Task directions
Return the lines beginning at the one that contains "Parse this screenshot: output" and continuing to the end of the entries, including both ends, exactly as written and nothing else.

[Data items]
[Start]

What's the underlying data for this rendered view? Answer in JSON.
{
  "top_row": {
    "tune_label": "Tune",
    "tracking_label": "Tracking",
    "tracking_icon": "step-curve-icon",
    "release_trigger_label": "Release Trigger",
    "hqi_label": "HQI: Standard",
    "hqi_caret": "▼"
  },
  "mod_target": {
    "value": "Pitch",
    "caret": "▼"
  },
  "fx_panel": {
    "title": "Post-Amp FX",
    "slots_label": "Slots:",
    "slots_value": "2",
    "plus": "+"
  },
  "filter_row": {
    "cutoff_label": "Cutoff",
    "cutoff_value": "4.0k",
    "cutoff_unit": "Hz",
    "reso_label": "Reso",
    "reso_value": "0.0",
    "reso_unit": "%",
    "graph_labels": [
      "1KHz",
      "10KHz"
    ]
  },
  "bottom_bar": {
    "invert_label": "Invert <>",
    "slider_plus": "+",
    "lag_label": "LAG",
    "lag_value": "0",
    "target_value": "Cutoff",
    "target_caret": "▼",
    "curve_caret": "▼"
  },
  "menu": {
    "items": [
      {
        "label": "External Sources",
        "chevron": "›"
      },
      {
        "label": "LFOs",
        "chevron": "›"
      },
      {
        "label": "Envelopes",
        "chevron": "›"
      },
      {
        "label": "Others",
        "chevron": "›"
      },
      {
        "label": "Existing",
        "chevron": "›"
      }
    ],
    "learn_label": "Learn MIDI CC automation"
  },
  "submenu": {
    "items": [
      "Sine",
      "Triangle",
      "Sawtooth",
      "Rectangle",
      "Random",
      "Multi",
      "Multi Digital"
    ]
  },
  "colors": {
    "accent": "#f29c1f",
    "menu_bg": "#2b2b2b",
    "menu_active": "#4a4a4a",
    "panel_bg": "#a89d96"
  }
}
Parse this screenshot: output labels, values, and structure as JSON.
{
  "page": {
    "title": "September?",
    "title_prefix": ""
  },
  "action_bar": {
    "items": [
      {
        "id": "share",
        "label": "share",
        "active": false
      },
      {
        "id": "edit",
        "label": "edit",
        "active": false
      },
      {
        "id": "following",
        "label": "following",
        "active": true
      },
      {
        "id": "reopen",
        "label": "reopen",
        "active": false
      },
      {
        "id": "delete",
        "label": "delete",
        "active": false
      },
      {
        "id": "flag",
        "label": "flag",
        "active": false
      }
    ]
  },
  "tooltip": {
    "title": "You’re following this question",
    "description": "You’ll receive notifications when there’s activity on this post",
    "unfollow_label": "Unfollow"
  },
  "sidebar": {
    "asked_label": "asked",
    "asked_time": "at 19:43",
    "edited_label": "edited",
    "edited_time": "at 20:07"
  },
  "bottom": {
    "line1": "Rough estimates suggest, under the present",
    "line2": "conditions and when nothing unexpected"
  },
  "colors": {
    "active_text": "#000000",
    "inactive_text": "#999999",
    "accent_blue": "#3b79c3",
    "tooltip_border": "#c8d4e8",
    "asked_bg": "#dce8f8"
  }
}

[End]

Reply to the exercise
Parse this screenshot: output labels, values, and structure as JSON.
{
  "page": {
    "title": "September?",
    "title_prefix": ""
  },
  "action_bar": {
    "items": [
      {
        "id": "share",
        "label": "share",
        "active": false
      },
      {
        "id": "edit",
        "label": "edit",
        "active": false
      },
      {
        "id": "following",
        "label": "following",
        "active": true
      },
      {
        "id": "reopen",
        "label": "reopen",
        "active": false
      },
      {
        "id": "delete",
        "label": "delete",
        "active": false
      },
      {
        "id": "flag",
        "label": "flag",
        "active": false
      }
    ]
  },
  "tooltip": {
    "title": "You’re following this question",
    "description": "You’ll receive notifications when there’s activity on this post",
    "unfollow_label": "Unfollow"
  },
  "sidebar": {
    "asked_label": "asked",
    "asked_time": "at 19:43",
    "edited_label": "edited",
    "edited_time": "at 20:07"
  },
  "bottom": {
    "line1": "Rough estimates suggest, under the present",
    "line2": "conditions and when nothing unexpected"
  },
  "colors": {
    "active_text": "#000000",
    "inactive_text": "#999999",
    "accent_blue": "#3b79c3",
    "tooltip_border": "#c8d4e8",
    "asked_bg": "#dce8f8"
  }
}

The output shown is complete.